**What you are asked to do:**
Your task is to print every entry below exactly as given.

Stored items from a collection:
######

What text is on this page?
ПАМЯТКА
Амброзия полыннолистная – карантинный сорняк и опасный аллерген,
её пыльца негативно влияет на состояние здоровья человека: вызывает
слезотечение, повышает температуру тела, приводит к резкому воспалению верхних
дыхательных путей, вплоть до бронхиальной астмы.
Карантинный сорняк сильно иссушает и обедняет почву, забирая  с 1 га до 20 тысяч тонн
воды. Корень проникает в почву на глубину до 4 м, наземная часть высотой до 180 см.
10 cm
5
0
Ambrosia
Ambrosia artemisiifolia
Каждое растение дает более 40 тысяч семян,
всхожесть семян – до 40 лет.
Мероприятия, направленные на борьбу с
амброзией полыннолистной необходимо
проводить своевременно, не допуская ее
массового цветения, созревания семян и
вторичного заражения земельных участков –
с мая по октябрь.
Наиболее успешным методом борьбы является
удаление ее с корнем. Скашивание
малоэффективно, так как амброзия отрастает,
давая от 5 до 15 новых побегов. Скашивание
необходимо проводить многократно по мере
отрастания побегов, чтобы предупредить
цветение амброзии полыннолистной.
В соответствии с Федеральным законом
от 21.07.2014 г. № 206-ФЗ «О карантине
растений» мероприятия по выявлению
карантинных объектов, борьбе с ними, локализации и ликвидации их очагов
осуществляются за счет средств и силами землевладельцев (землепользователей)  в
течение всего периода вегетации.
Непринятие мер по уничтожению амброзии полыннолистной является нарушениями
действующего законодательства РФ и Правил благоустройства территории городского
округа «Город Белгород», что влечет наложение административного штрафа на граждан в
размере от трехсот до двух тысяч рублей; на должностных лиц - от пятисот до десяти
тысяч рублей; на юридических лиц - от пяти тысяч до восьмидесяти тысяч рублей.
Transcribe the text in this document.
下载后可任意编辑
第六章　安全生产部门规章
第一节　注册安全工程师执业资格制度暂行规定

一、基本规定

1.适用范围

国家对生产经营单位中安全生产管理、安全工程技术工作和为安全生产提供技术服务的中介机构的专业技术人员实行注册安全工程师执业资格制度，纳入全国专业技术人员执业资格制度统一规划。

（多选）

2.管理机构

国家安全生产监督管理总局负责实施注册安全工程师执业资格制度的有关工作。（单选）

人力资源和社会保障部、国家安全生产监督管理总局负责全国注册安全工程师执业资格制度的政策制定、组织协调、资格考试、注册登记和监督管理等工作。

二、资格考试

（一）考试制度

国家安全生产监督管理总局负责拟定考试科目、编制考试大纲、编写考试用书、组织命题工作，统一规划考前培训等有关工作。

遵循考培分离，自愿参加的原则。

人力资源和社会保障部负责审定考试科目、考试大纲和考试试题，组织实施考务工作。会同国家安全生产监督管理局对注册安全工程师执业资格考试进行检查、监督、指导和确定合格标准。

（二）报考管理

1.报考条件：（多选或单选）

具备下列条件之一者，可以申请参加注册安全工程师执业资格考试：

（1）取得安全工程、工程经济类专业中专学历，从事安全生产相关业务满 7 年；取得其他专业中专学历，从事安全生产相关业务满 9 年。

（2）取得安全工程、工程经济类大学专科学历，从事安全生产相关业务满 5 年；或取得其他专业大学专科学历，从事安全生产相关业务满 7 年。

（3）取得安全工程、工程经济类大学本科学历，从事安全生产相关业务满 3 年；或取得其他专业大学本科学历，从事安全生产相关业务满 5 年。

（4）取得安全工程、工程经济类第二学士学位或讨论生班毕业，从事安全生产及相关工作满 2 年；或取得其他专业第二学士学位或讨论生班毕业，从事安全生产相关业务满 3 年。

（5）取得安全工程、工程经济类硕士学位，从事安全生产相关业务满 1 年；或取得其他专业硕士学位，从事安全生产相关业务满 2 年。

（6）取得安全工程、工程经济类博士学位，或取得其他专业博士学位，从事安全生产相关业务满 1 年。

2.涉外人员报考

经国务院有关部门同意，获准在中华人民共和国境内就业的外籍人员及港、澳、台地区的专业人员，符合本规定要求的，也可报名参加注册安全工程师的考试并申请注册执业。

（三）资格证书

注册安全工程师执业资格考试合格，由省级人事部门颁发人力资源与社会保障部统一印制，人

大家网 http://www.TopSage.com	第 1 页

######

**Task output:**
What text is on this page?
ПАМЯТКА
Амброзия полыннолистная – карантинный сорняк и опасный аллерген,
её пыльца негативно влияет на состояние здоровья человека: вызывает
слезотечение, повышает температуру тела, приводит к резкому воспалению верхних
дыхательных путей, вплоть до бронхиальной астмы.
Карантинный сорняк сильно иссушает и обедняет почву, забирая  с 1 га до 20 тысяч тонн
воды. Корень проникает в почву на глубину до 4 м, наземная часть высотой до 180 см.
10 cm
5
0
Ambrosia
Ambrosia artemisiifolia
Каждое растение дает более 40 тысяч семян,
всхожесть семян – до 40 лет.
Мероприятия, направленные на борьбу с
амброзией полыннолистной необходимо
проводить своевременно, не допуская ее
массового цветения, созревания семян и
вторичного заражения земельных участков –
с мая по октябрь.
Наиболее успешным методом борьбы является
удаление ее с корнем. Скашивание
малоэффективно, так как амброзия отрастает,
давая от 5 до 15 новых побегов. Скашивание
необходимо проводить многократно по мере
отрастания побегов, чтобы предупредить
цветение амброзии полыннолистной.
В соответствии с Федеральным законом
от 21.07.2014 г. № 206-ФЗ «О карантине
растений» мероприятия по выявлению
карантинных объектов, борьбе с ними, локализации и ликвидации их очагов
осуществляются за счет средств и силами землевладельцев (землепользователей)  в
течение всего периода вегетации.
Непринятие мер по уничтожению амброзии полыннолистной является нарушениями
действующего законодательства РФ и Правил благоустройства территории городского
округа «Город Белгород», что влечет наложение административного штрафа на граждан в
размере от трехсот до двух тысяч рублей; на должностных лиц - от пятисот до десяти
тысяч рублей; на юридических лиц - от пяти тысяч до восьмидесяти тысяч рублей.
Transcribe the text in this document.
下载后可任意编辑
第六章　安全生产部门规章
第一节　注册安全工程师执业资格制度暂行规定

一、基本规定

1.适用范围

国家对生产经营单位中安全生产管理、安全工程技术工作和为安全生产提供技术服务的中介机构的专业技术人员实行注册安全工程师执业资格制度，纳入全国专业技术人员执业资格制度统一规划。

（多选）

2.管理机构

国家安全生产监督管理总局负责实施注册安全工程师执业资格制度的有关工作。（单选）

人力资源和社会保障部、国家安全生产监督管理总局负责全国注册安全工程师执业资格制度的政策制定、组织协调、资格考试、注册登记和监督管理等工作。

二、资格考试

（一）考试制度

国家安全生产监督管理总局负责拟定考试科目、编制考试大纲、编写考试用书、组织命题工作，统一规划考前培训等有关工作。

遵循考培分离，自愿参加的原则。

人力资源和社会保障部负责审定考试科目、考试大纲和考试试题，组织实施考务工作。会同国家安全生产监督管理局对注册安全工程师执业资格考试进行检查、监督、指导和确定合格标准。

（二）报考管理

1.报考条件：（多选或单选）

具备下列条件之一者，可以申请参加注册安全工程师执业资格考试：

（1）取得安全工程、工程经济类专业中专学历，从事安全生产相关业务满 7 年；取得其他专业中专学历，从事安全生产相关业务满 9 年。

（2）取得安全工程、工程经济类大学专科学历，从事安全生产相关业务满 5 年；或取得其他专业大学专科学历，从事安全生产相关业务满 7 年。

（3）取得安全工程、工程经济类大学本科学历，从事安全生产相关业务满 3 年；或取得其他专业大学本科学历，从事安全生产相关业务满 5 年。

（4）取得安全工程、工程经济类第二学士学位或讨论生班毕业，从事安全生产及相关工作满 2 年；或取得其他专业第二学士学位或讨论生班毕业，从事安全生产相关业务满 3 年。

（5）取得安全工程、工程经济类硕士学位，从事安全生产相关业务满 1 年；或取得其他专业硕士学位，从事安全生产相关业务满 2 年。

（6）取得安全工程、工程经济类博士学位，或取得其他专业博士学位，从事安全生产相关业务满 1 年。

2.涉外人员报考

经国务院有关部门同意，获准在中华人民共和国境内就业的外籍人员及港、澳、台地区的专业人员，符合本规定要求的，也可报名参加注册安全工程师的考试并申请注册执业。

（三）资格证书

注册安全工程师执业资格考试合格，由省级人事部门颁发人力资源与社会保障部统一印制，人

大家网 http://www.TopSage.com	第 1 页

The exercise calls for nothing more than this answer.